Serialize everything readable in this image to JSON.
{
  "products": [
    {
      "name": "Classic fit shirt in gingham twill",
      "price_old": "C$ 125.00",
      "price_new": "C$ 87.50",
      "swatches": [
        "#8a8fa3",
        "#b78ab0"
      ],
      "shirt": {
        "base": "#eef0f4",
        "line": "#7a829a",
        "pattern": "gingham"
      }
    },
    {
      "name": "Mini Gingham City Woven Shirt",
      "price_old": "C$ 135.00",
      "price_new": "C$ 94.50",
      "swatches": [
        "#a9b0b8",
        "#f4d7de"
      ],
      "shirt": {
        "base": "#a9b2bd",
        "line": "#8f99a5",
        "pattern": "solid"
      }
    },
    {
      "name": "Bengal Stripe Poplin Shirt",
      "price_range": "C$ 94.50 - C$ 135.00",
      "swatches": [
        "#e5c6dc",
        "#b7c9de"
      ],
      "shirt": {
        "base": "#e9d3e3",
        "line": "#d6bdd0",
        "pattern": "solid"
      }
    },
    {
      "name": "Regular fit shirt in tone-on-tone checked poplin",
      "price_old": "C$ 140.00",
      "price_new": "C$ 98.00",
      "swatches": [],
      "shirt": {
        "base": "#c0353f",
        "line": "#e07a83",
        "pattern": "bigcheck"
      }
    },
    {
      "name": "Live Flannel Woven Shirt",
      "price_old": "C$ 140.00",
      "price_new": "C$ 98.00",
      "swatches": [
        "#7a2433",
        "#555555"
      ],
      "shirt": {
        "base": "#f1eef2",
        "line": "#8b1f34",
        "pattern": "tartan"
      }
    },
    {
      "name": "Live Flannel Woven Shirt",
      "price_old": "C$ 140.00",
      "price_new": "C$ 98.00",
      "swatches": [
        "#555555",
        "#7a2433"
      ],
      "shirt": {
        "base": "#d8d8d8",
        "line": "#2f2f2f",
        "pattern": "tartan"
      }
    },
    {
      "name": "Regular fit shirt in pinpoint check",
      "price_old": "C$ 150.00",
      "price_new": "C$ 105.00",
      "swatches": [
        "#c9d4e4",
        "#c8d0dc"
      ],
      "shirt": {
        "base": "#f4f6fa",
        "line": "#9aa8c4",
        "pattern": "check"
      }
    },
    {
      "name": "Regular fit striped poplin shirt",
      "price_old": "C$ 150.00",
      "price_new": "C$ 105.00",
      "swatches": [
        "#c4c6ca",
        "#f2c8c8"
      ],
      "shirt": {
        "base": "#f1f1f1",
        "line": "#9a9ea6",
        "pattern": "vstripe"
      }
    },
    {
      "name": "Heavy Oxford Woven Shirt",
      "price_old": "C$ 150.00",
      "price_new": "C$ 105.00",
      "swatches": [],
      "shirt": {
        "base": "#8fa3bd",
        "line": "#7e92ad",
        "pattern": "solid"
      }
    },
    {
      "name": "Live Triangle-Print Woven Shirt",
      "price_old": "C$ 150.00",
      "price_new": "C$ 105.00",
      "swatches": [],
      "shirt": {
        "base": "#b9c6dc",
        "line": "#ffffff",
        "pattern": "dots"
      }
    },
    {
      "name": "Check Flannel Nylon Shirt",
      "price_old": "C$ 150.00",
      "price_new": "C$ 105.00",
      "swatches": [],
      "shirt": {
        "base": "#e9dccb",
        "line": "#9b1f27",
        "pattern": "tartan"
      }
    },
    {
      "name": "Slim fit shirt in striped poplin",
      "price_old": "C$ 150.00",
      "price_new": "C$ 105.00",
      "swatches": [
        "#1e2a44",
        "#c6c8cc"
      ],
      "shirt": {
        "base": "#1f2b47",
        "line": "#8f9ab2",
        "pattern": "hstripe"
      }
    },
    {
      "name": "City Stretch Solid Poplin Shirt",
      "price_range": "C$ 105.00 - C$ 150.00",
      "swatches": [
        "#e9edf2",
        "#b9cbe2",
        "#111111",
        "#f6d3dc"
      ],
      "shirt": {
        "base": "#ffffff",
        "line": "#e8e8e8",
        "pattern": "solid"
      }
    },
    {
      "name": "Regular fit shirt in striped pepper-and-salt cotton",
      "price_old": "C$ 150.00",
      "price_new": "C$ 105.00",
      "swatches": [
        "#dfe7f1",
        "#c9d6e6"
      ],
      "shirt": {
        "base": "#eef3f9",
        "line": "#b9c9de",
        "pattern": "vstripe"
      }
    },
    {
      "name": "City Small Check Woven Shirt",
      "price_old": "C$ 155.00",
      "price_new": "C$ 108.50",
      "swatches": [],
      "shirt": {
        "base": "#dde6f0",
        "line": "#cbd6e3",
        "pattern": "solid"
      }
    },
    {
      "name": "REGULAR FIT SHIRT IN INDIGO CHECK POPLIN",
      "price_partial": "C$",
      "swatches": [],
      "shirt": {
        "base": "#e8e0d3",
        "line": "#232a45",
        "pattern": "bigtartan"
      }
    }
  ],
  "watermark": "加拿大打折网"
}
* * *
SHORT EXERCISE ▸
Copy out all of the lines above exactly.

TASK ANSWER ▸
Serialize everything readable in this image to JSON.
{
  "products": [
    {
      "name": "Classic fit shirt in gingham twill",
      "price_old": "C$ 125.00",
      "price_new": "C$ 87.50",
      "swatches": [
        "#8a8fa3",
        "#b78ab0"
      ],
      "shirt": {
        "base": "#eef0f4",
        "line": "#7a829a",
        "pattern": "gingham"
      }
    },
    {
      "name": "Mini Gingham City Woven Shirt",
      "price_old": "C$ 135.00",
      "price_new": "C$ 94.50",
      "swatches": [
        "#a9b0b8",
        "#f4d7de"
      ],
      "shirt": {
        "base": "#a9b2bd",
        "line": "#8f99a5",
        "pattern": "solid"
      }
    },
    {
      "name": "Bengal Stripe Poplin Shirt",
      "price_range": "C$ 94.50 - C$ 135.00",
      "swatches": [
        "#e5c6dc",
        "#b7c9de"
      ],
      "shirt": {
        "base": "#e9d3e3",
        "line": "#d6bdd0",
        "pattern": "solid"
      }
    },
    {
      "name": "Regular fit shirt in tone-on-tone checked poplin",
      "price_old": "C$ 140.00",
      "price_new": "C$ 98.00",
      "swatches": [],
      "shirt": {
        "base": "#c0353f",
        "line": "#e07a83",
        "pattern": "bigcheck"
      }
    },
    {
      "name": "Live Flannel Woven Shirt",
      "price_old": "C$ 140.00",
      "price_new": "C$ 98.00",
      "swatches": [
        "#7a2433",
        "#555555"
      ],
      "shirt": {
        "base": "#f1eef2",
        "line": "#8b1f34",
        "pattern": "tartan"
      }
    },
    {
      "name": "Live Flannel Woven Shirt",
      "price_old": "C$ 140.00",
      "price_new": "C$ 98.00",
      "swatches": [
        "#555555",
        "#7a2433"
      ],
      "shirt": {
        "base": "#d8d8d8",
        "line": "#2f2f2f",
        "pattern": "tartan"
      }
    },
    {
      "name": "Regular fit shirt in pinpoint check",
      "price_old": "C$ 150.00",
      "price_new": "C$ 105.00",
      "swatches": [
        "#c9d4e4",
        "#c8d0dc"
      ],
      "shirt": {
        "base": "#f4f6fa",
        "line": "#9aa8c4",
        "pattern": "check"
      }
    },
    {
      "name": "Regular fit striped poplin shirt",
      "price_old": "C$ 150.00",
      "price_new": "C$ 105.00",
      "swatches": [
        "#c4c6ca",
        "#f2c8c8"
      ],
      "shirt": {
        "base": "#f1f1f1",
        "line": "#9a9ea6",
        "pattern": "vstripe"
      }
    },
    {
      "name": "Heavy Oxford Woven Shirt",
      "price_old": "C$ 150.00",
      "price_new": "C$ 105.00",
      "swatches": [],
      "shirt": {
        "base": "#8fa3bd",
        "line": "#7e92ad",
        "pattern": "solid"
      }
    },
    {
      "name": "Live Triangle-Print Woven Shirt",
      "price_old": "C$ 150.00",
      "price_new": "C$ 105.00",
      "swatches": [],
      "shirt": {
        "base": "#b9c6dc",
        "line": "#ffffff",
        "pattern": "dots"
      }
    },
    {
      "name": "Check Flannel Nylon Shirt",
      "price_old": "C$ 150.00",
      "price_new": "C$ 105.00",
      "swatches": [],
      "shirt": {
        "base": "#e9dccb",
        "line": "#9b1f27",
        "pattern": "tartan"
      }
    },
    {
      "name": "Slim fit shirt in striped poplin",
      "price_old": "C$ 150.00",
      "price_new": "C$ 105.00",
      "swatches": [
        "#1e2a44",
        "#c6c8cc"
      ],
      "shirt": {
        "base": "#1f2b47",
        "line": "#8f9ab2",
        "pattern": "hstripe"
      }
    },
    {
      "name": "City Stretch Solid Poplin Shirt",
      "price_range": "C$ 105.00 - C$ 150.00",
      "swatches": [
        "#e9edf2",
        "#b9cbe2",
        "#111111",
        "#f6d3dc"
      ],
      "shirt": {
        "base": "#ffffff",
        "line": "#e8e8e8",
        "pattern": "solid"
      }
    },
    {
      "name": "Regular fit shirt in striped pepper-and-salt cotton",
      "price_old": "C$ 150.00",
      "price_new": "C$ 105.00",
      "swatches": [
        "#dfe7f1",
        "#c9d6e6"
      ],
      "shirt": {
        "base": "#eef3f9",
        "line": "#b9c9de",
        "pattern": "vstripe"
      }
    },
    {
      "name": "City Small Check Woven Shirt",
      "price_old": "C$ 155.00",
      "price_new": "C$ 108.50",
      "swatches": [],
      "shirt": {
        "base": "#dde6f0",
        "line": "#cbd6e3",
        "pattern": "solid"
      }
    },
    {
      "name": "REGULAR FIT SHIRT IN INDIGO CHECK POPLIN",
      "price_partial": "C$",
      "swatches": [],
      "shirt": {
        "base": "#e8e0d3",
        "line": "#232a45",
        "pattern": "bigtartan"
      }
    }
  ],
  "watermark": "加拿大打折网"
}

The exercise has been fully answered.